__Dataset records__:
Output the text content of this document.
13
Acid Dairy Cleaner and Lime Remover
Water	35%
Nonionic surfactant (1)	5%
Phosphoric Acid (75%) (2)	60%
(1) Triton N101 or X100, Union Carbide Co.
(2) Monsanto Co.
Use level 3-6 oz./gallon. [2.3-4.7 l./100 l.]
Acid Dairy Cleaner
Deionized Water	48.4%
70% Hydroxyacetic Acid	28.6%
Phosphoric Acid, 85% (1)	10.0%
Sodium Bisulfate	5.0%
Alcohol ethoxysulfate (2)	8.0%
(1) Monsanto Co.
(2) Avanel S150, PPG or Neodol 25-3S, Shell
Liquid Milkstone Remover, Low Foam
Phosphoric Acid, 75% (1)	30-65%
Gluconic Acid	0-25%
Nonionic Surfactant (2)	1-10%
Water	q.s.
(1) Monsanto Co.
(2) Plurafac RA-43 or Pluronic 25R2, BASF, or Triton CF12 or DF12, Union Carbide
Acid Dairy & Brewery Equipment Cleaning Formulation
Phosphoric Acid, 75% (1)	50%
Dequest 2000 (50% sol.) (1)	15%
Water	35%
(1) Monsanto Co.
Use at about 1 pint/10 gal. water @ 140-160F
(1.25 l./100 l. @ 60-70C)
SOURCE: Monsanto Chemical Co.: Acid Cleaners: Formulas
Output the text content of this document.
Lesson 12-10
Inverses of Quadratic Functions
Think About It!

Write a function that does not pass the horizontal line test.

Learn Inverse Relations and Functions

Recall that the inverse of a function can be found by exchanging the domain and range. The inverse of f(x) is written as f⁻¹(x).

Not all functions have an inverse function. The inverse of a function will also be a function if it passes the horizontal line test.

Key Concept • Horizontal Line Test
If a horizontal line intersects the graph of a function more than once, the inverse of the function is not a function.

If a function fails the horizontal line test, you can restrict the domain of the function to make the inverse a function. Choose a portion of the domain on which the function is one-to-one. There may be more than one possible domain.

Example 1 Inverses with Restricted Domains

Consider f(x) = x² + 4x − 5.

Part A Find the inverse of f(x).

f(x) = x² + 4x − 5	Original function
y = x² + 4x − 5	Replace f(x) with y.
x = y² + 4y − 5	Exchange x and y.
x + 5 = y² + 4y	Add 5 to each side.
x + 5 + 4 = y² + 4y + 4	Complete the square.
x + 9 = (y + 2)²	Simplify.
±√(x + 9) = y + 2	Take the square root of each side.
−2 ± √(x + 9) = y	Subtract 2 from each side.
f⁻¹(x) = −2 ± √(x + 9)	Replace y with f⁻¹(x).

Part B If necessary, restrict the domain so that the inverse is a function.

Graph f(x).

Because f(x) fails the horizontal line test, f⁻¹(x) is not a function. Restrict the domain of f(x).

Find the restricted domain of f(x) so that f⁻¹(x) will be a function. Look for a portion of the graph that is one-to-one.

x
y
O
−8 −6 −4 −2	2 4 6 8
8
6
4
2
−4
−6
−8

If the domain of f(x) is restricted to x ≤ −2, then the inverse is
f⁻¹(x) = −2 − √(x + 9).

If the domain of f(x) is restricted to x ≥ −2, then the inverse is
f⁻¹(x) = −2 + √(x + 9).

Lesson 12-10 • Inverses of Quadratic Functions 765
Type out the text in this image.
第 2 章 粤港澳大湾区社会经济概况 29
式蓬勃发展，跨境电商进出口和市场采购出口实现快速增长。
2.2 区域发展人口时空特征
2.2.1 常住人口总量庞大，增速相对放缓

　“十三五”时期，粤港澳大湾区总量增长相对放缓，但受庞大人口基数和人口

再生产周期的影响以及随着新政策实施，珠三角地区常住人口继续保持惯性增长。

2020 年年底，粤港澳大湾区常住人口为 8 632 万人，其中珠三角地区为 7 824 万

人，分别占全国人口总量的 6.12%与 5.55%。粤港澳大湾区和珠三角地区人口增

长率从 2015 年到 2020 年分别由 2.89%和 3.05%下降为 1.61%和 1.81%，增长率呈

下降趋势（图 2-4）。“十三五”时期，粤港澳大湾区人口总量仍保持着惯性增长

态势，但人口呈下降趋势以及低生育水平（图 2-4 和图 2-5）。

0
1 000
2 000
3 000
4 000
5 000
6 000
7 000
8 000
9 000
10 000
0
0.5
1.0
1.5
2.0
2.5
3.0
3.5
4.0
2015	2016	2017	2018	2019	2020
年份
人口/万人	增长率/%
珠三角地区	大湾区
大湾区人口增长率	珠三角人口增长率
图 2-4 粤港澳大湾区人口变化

__Job__:
Only the number should be given: how many lines of the data contain the word "Union"?

__Written answer__:
2